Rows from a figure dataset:

>>>

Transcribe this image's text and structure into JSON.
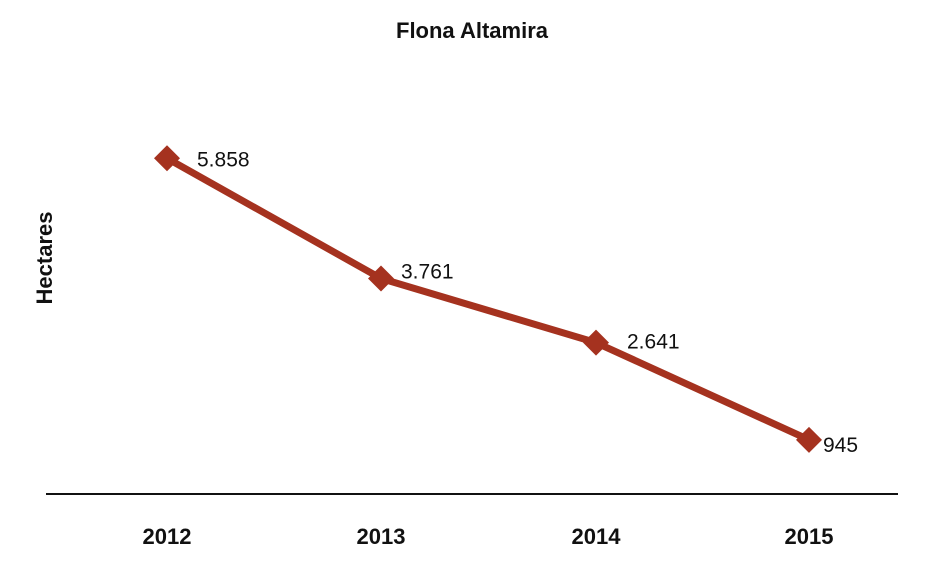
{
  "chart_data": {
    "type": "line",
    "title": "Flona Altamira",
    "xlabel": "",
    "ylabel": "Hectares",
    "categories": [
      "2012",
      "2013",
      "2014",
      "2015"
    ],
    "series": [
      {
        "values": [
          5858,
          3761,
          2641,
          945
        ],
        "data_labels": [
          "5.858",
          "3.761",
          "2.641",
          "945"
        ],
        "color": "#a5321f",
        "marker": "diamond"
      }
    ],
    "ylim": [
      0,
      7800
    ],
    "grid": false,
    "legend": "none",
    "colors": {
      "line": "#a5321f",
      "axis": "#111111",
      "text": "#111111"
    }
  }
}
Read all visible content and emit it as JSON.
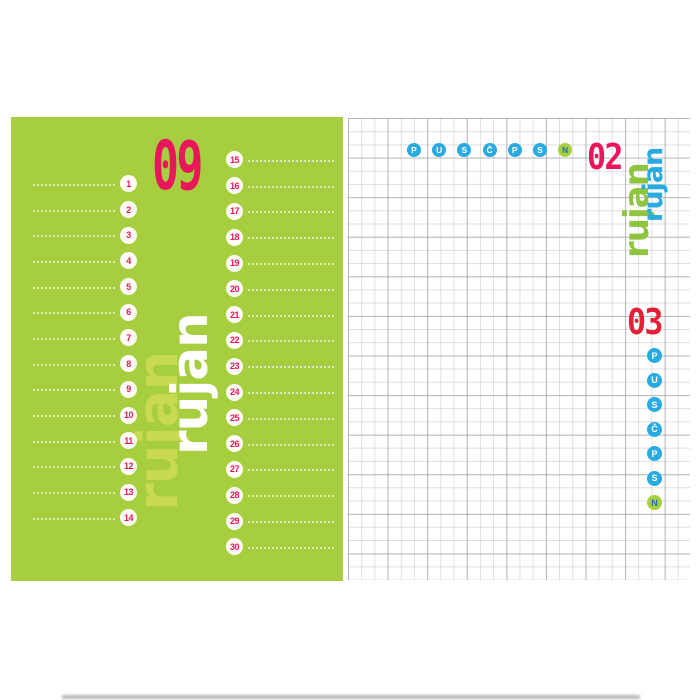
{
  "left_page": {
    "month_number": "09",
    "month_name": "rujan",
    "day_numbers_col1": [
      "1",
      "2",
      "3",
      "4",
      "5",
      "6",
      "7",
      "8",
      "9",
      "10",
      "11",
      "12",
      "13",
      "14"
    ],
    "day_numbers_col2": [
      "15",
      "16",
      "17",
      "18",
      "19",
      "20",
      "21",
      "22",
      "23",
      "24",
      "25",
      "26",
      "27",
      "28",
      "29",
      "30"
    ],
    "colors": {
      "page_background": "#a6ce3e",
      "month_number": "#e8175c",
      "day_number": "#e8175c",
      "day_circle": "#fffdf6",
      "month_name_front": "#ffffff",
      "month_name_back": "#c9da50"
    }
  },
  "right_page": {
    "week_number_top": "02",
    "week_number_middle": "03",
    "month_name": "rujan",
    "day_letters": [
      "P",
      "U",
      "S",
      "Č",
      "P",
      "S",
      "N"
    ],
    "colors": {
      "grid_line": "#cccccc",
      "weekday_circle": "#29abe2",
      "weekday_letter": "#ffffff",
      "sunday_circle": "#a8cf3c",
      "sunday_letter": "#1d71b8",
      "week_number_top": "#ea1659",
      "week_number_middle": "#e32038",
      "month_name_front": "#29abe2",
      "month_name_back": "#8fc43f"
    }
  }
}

<<<

§ **SET TASK**: Only lines with the string "ffffff" belong in your answer; copy each one.

§ **PROBLEM SOLUTION**:
      "month_name_front": "#ffffff",
      "weekday_letter": "#ffffff",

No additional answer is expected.